● **DATA RECORDS**
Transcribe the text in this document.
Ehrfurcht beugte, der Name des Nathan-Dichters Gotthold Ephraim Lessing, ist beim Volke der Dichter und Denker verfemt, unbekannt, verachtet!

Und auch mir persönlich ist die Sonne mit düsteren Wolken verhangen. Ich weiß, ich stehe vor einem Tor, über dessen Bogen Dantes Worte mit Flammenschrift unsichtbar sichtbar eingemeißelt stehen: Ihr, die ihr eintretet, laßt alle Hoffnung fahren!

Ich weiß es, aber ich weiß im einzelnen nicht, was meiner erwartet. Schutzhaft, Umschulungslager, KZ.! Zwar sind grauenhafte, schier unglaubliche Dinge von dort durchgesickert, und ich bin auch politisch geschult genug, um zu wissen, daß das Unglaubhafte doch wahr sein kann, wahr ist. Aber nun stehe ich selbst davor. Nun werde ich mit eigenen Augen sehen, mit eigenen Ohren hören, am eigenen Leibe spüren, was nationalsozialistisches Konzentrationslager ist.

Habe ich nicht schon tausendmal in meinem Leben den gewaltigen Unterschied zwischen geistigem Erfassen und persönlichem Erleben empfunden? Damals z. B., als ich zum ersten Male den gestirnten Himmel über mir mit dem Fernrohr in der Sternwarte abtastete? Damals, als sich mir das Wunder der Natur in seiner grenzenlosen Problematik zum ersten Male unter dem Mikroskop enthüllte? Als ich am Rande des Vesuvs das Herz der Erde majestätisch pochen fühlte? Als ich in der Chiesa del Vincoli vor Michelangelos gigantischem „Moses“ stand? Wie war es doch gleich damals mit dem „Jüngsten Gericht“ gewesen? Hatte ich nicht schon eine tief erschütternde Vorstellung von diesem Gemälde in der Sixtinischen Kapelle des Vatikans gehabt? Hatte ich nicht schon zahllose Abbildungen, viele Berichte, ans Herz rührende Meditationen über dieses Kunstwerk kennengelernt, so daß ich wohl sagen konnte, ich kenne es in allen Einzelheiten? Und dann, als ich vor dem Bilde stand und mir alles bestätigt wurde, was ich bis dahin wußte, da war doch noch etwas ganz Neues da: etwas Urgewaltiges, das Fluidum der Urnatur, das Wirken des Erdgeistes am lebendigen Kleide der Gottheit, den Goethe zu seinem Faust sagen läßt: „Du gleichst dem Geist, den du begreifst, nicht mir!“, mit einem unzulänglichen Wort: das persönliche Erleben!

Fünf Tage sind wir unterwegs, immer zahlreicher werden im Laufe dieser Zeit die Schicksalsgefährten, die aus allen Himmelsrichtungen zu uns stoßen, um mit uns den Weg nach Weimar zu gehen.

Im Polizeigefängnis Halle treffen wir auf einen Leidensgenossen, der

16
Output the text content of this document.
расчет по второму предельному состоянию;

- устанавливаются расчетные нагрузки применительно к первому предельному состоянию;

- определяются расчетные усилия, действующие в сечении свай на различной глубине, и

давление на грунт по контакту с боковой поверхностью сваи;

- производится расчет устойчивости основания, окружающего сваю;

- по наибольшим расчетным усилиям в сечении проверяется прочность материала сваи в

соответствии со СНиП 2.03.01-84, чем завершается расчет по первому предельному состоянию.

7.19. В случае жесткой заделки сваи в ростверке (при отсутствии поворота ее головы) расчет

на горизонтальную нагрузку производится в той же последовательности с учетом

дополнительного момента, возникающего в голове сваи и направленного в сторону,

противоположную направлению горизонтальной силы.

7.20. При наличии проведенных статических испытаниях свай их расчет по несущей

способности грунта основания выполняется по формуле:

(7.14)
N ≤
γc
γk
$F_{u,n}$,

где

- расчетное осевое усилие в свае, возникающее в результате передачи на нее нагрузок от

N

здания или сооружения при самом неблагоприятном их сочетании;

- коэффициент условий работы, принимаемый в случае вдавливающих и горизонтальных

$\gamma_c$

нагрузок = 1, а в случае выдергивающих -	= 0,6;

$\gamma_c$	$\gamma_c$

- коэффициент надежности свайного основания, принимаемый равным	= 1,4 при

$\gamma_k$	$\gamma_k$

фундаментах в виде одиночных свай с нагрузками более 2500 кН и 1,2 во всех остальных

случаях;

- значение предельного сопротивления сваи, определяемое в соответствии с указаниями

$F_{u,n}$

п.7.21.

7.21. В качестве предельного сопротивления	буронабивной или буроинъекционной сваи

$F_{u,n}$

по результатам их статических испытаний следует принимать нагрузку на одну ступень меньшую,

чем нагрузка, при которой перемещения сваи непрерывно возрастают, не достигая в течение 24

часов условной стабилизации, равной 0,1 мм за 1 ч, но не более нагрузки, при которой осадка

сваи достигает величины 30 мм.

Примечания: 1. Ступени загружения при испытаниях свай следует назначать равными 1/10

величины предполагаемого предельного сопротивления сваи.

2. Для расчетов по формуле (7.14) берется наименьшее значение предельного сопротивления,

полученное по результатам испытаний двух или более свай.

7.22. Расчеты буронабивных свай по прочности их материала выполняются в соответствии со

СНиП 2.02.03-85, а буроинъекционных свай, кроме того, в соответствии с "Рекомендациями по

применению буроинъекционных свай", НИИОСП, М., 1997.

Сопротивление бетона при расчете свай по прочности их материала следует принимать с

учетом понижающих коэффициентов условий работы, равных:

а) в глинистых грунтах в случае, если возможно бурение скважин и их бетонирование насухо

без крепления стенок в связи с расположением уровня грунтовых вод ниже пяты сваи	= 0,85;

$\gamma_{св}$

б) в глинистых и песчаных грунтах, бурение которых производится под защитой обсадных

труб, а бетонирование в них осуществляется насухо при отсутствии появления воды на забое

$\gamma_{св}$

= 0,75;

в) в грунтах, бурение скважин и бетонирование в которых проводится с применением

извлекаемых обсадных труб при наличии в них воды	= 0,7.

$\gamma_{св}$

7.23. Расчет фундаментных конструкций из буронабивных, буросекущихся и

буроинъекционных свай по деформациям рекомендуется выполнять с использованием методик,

● **PROMPT**
Return all lines containing "предельному".

● **ANSWER FOR THIS EXERCISE**
расчет по второму предельному состоянию;
- устанавливаются расчетные нагрузки применительно к первому предельному состоянию;
соответствии со СНиП 2.03.01-84, чем завершается расчет по первому предельному состоянию.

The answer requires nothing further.